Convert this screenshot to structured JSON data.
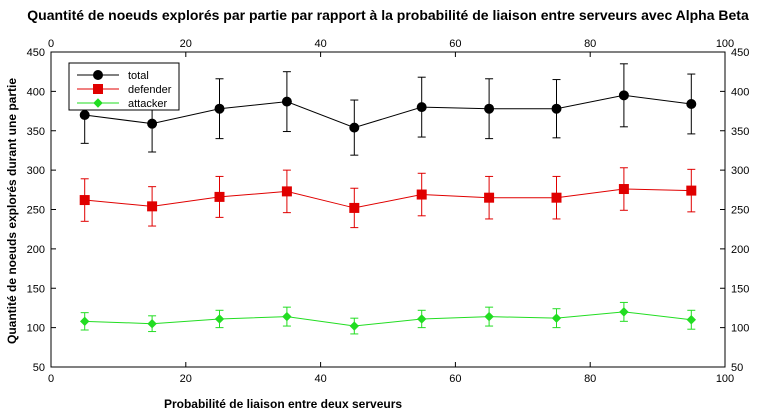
{
  "chart_data": {
    "type": "line",
    "title": "Quantité de noeuds explorés par partie par rapport à la probabilité de liaison entre serveurs avec Alpha Beta",
    "xlabel": "Probabilité de liaison entre deux serveurs",
    "ylabel": "Quantité de noeuds explorés durant une partie",
    "xlim": [
      0,
      100
    ],
    "ylim": [
      50,
      450
    ],
    "xticks": [
      0,
      20,
      40,
      60,
      80,
      100
    ],
    "yticks": [
      50,
      100,
      150,
      200,
      250,
      300,
      350,
      400,
      450
    ],
    "grid": false,
    "legend_position": "top-left",
    "x": [
      5,
      15,
      25,
      35,
      45,
      55,
      65,
      75,
      85,
      95
    ],
    "series": [
      {
        "name": "total",
        "color": "#000000",
        "marker": "circle",
        "values": [
          370,
          359,
          378,
          387,
          354,
          380,
          378,
          378,
          395,
          384
        ],
        "error": [
          36,
          36,
          38,
          38,
          35,
          38,
          38,
          37,
          40,
          38
        ]
      },
      {
        "name": "defender",
        "color": "#e00000",
        "marker": "square",
        "values": [
          262,
          254,
          266,
          273,
          252,
          269,
          265,
          265,
          276,
          274
        ],
        "error": [
          27,
          25,
          26,
          27,
          25,
          27,
          27,
          27,
          27,
          27
        ]
      },
      {
        "name": "attacker",
        "color": "#22dd22",
        "marker": "diamond",
        "values": [
          108,
          105,
          111,
          114,
          102,
          111,
          114,
          112,
          120,
          110
        ],
        "error": [
          11,
          10,
          11,
          12,
          10,
          11,
          12,
          12,
          12,
          12
        ]
      }
    ]
  }
}
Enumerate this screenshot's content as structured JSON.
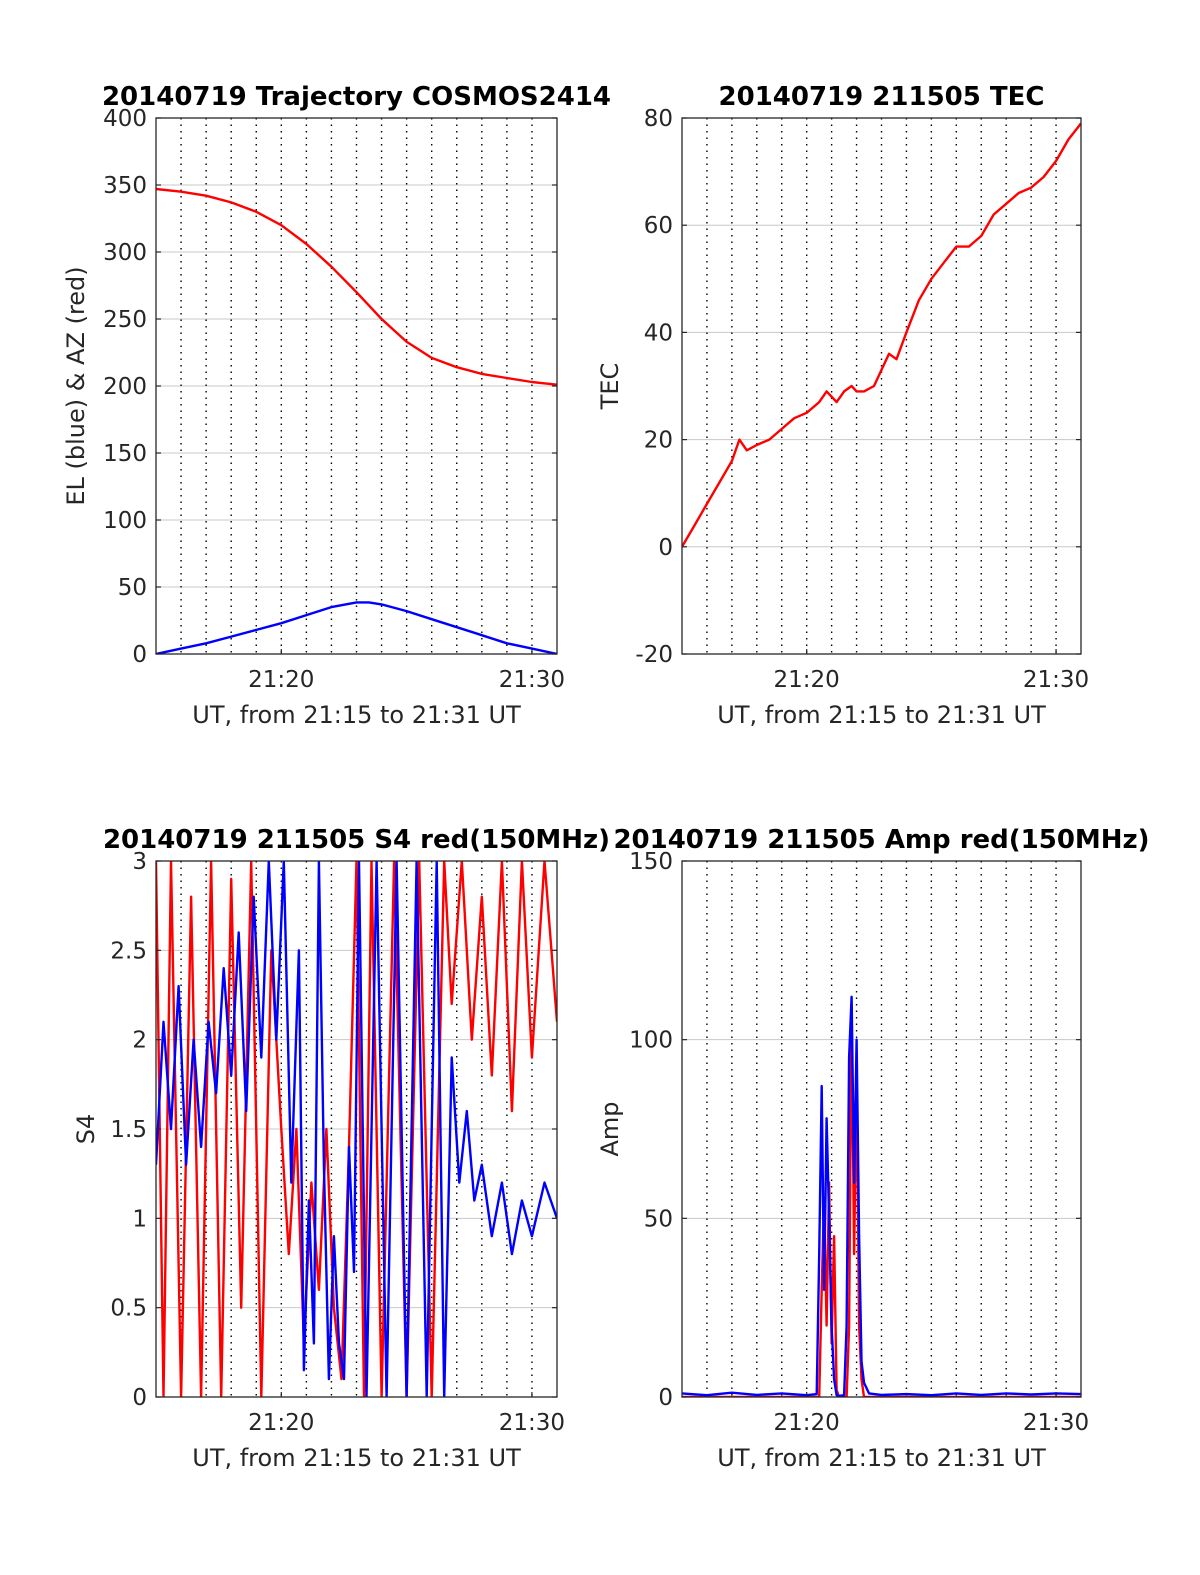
{
  "figure": {
    "colors": {
      "red": "#ff0000",
      "blue": "#0000ff",
      "grid": "#c8c8c8",
      "vgrid": "#000000",
      "axis": "#262626"
    }
  },
  "chart_data": [
    {
      "id": "trajectory",
      "type": "line",
      "title": "20140719 Trajectory COSMOS2414",
      "xlabel": "UT, from 21:15 to 21:31 UT",
      "ylabel": "EL (blue) & AZ (red)",
      "x_unit": "minutes after 21:00 UT",
      "xlim": [
        15,
        31
      ],
      "ylim": [
        0,
        400
      ],
      "yticks": [
        0,
        50,
        100,
        150,
        200,
        250,
        300,
        350,
        400
      ],
      "ytick_labels": [
        "0",
        "50",
        "100",
        "150",
        "200",
        "250",
        "300",
        "350",
        "400"
      ],
      "xticks": [
        20,
        30
      ],
      "xtick_labels": [
        "21:20",
        "21:30"
      ],
      "vgrid_dotted": [
        16,
        17,
        18,
        19,
        20,
        21,
        22,
        23,
        24,
        25,
        26,
        27,
        28,
        29,
        30
      ],
      "series": [
        {
          "color": "#ff0000",
          "x": [
            15,
            16,
            17,
            18,
            19,
            20,
            21,
            22,
            23,
            23.5,
            24,
            25,
            26,
            27,
            28,
            29,
            30,
            31
          ],
          "y": [
            347,
            345,
            342,
            337,
            330,
            320,
            306,
            289,
            270,
            260,
            250,
            233,
            221,
            214,
            209,
            206,
            203,
            201
          ]
        },
        {
          "color": "#0000ff",
          "x": [
            15,
            16,
            17,
            18,
            19,
            20,
            21,
            22,
            23,
            23.5,
            24,
            25,
            26,
            27,
            28,
            29,
            30,
            31
          ],
          "y": [
            0,
            4,
            8,
            13,
            18,
            23,
            29,
            35,
            38.5,
            38.5,
            37,
            32,
            26,
            20,
            14,
            8,
            4,
            0
          ]
        }
      ]
    },
    {
      "id": "tec",
      "type": "line",
      "title": "20140719 211505 TEC",
      "xlabel": "UT, from 21:15 to 21:31 UT",
      "ylabel": "TEC",
      "x_unit": "minutes after 21:00 UT",
      "xlim": [
        15,
        31
      ],
      "ylim": [
        -20,
        80
      ],
      "yticks": [
        -20,
        0,
        20,
        40,
        60,
        80
      ],
      "ytick_labels": [
        "-20",
        "0",
        "20",
        "40",
        "60",
        "80"
      ],
      "xticks": [
        20,
        30
      ],
      "xtick_labels": [
        "21:20",
        "21:30"
      ],
      "vgrid_dotted": [
        16,
        17,
        18,
        19,
        20,
        21,
        22,
        23,
        24,
        25,
        26,
        27,
        28,
        29,
        30
      ],
      "series": [
        {
          "color": "#ff0000",
          "x": [
            15,
            15.5,
            16,
            16.5,
            17,
            17.3,
            17.6,
            18,
            18.5,
            19,
            19.5,
            20,
            20.5,
            20.8,
            21,
            21.2,
            21.5,
            21.8,
            22,
            22.3,
            22.7,
            23,
            23.3,
            23.6,
            24,
            24.5,
            25,
            25.5,
            26,
            26.5,
            27,
            27.5,
            28,
            28.5,
            29,
            29.5,
            30,
            30.5,
            31
          ],
          "y": [
            0,
            4,
            8,
            12,
            16,
            20,
            18,
            19,
            20,
            22,
            24,
            25,
            27,
            29,
            28,
            27,
            29,
            30,
            29,
            29,
            30,
            33,
            36,
            35,
            40,
            46,
            50,
            53,
            56,
            56,
            58,
            62,
            64,
            66,
            67,
            69,
            72,
            76,
            79
          ]
        }
      ]
    },
    {
      "id": "s4",
      "type": "line",
      "title": "20140719 211505 S4 red(150MHz)",
      "xlabel": "UT, from 21:15 to 21:31 UT",
      "ylabel": "S4",
      "x_unit": "minutes after 21:00 UT",
      "xlim": [
        15,
        31
      ],
      "ylim": [
        0,
        3
      ],
      "yticks": [
        0,
        0.5,
        1,
        1.5,
        2,
        2.5,
        3
      ],
      "ytick_labels": [
        "0",
        "0.5",
        "1",
        "1.5",
        "2",
        "2.5",
        "3"
      ],
      "xticks": [
        20,
        30
      ],
      "xtick_labels": [
        "21:20",
        "21:30"
      ],
      "vgrid_dotted": [
        16,
        17,
        18,
        19,
        20,
        21,
        22,
        23,
        24,
        25,
        26,
        27,
        28,
        29,
        30
      ],
      "series": [
        {
          "color": "#ff0000",
          "x": [
            15,
            15.3,
            15.6,
            16,
            16.4,
            16.8,
            17.2,
            17.6,
            18,
            18.4,
            18.8,
            19.2,
            19.6,
            20,
            20.3,
            20.6,
            20.9,
            21.2,
            21.5,
            21.8,
            22.1,
            22.4,
            22.7,
            23,
            23.3,
            23.6,
            24,
            24.5,
            25,
            25.5,
            26,
            26.5,
            26.8,
            27.2,
            27.6,
            28,
            28.4,
            28.8,
            29.2,
            29.6,
            30,
            30.5,
            31
          ],
          "y": [
            3,
            0,
            3,
            0,
            2.8,
            0,
            3,
            0,
            2.9,
            0.5,
            3,
            0,
            2.5,
            1.5,
            0.8,
            1.5,
            0.3,
            1.2,
            0.6,
            1.5,
            0.5,
            0.1,
            1.4,
            3,
            0,
            3,
            0,
            3,
            0,
            3,
            0,
            3,
            2.2,
            3,
            2,
            2.8,
            1.8,
            3,
            1.6,
            3,
            1.9,
            3,
            2.1
          ]
        },
        {
          "color": "#0000ff",
          "x": [
            15,
            15.3,
            15.6,
            15.9,
            16.2,
            16.5,
            16.8,
            17.1,
            17.4,
            17.7,
            18,
            18.3,
            18.6,
            18.9,
            19.2,
            19.5,
            19.8,
            20.1,
            20.4,
            20.7,
            20.9,
            21.1,
            21.3,
            21.5,
            21.7,
            21.9,
            22.1,
            22.3,
            22.5,
            22.7,
            22.9,
            23.1,
            23.4,
            23.8,
            24.2,
            24.6,
            25,
            25.4,
            25.8,
            26.2,
            26.5,
            26.8,
            27.1,
            27.4,
            27.7,
            28,
            28.4,
            28.8,
            29.2,
            29.6,
            30,
            30.5,
            31
          ],
          "y": [
            1.3,
            2.1,
            1.5,
            2.3,
            1.3,
            2.0,
            1.4,
            2.1,
            1.7,
            2.4,
            1.8,
            2.6,
            1.6,
            2.8,
            1.9,
            3,
            2.0,
            3,
            1.2,
            2.5,
            0.15,
            1.1,
            0.3,
            3,
            1.3,
            0.1,
            0.9,
            0.3,
            0.1,
            1.4,
            0.7,
            3,
            0,
            3,
            0,
            3,
            0,
            3,
            0,
            3,
            0,
            1.9,
            1.2,
            1.6,
            1.1,
            1.3,
            0.9,
            1.2,
            0.8,
            1.1,
            0.9,
            1.2,
            1.0
          ]
        }
      ]
    },
    {
      "id": "amp",
      "type": "line",
      "title": "20140719 211505 Amp red(150MHz)",
      "xlabel": "UT, from 21:15 to 21:31 UT",
      "ylabel": "Amp",
      "x_unit": "minutes after 21:00 UT",
      "xlim": [
        15,
        31
      ],
      "ylim": [
        0,
        150
      ],
      "yticks": [
        0,
        50,
        100,
        150
      ],
      "ytick_labels": [
        "0",
        "50",
        "100",
        "150"
      ],
      "xticks": [
        20,
        30
      ],
      "xtick_labels": [
        "21:20",
        "21:30"
      ],
      "vgrid_dotted": [
        16,
        17,
        18,
        19,
        20,
        21,
        22,
        23,
        24,
        25,
        26,
        27,
        28,
        29,
        30
      ],
      "series": [
        {
          "color": "#ff0000",
          "x": [
            15,
            20.5,
            20.6,
            20.7,
            20.8,
            20.9,
            21.0,
            21.1,
            21.2,
            21.3,
            21.6,
            21.7,
            21.8,
            21.9,
            22.0,
            22.1,
            22.2,
            22.3,
            22.5,
            31
          ],
          "y": [
            0,
            0,
            30,
            55,
            20,
            60,
            15,
            45,
            2,
            0,
            0,
            20,
            110,
            40,
            90,
            20,
            5,
            0,
            0,
            0
          ]
        },
        {
          "color": "#0000ff",
          "x": [
            15,
            16,
            17,
            18,
            19,
            20,
            20.4,
            20.5,
            20.6,
            20.7,
            20.8,
            20.9,
            21.0,
            21.1,
            21.2,
            21.3,
            21.5,
            21.6,
            21.7,
            21.8,
            21.9,
            22.0,
            22.1,
            22.2,
            22.3,
            22.5,
            23,
            24,
            25,
            26,
            27,
            28,
            29,
            30,
            31
          ],
          "y": [
            1,
            0.5,
            1.2,
            0.6,
            1,
            0.5,
            0.8,
            40,
            87,
            30,
            78,
            50,
            20,
            5,
            0.5,
            0.3,
            0.5,
            20,
            95,
            112,
            60,
            100,
            45,
            10,
            4,
            1,
            0.6,
            0.8,
            0.5,
            1,
            0.6,
            1,
            0.7,
            1,
            0.8
          ]
        }
      ]
    }
  ]
}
################
> SHORT TASK: Provide the count, and nothing else, of lines in the data above where the word "title" occurs.

> ANSWER: 5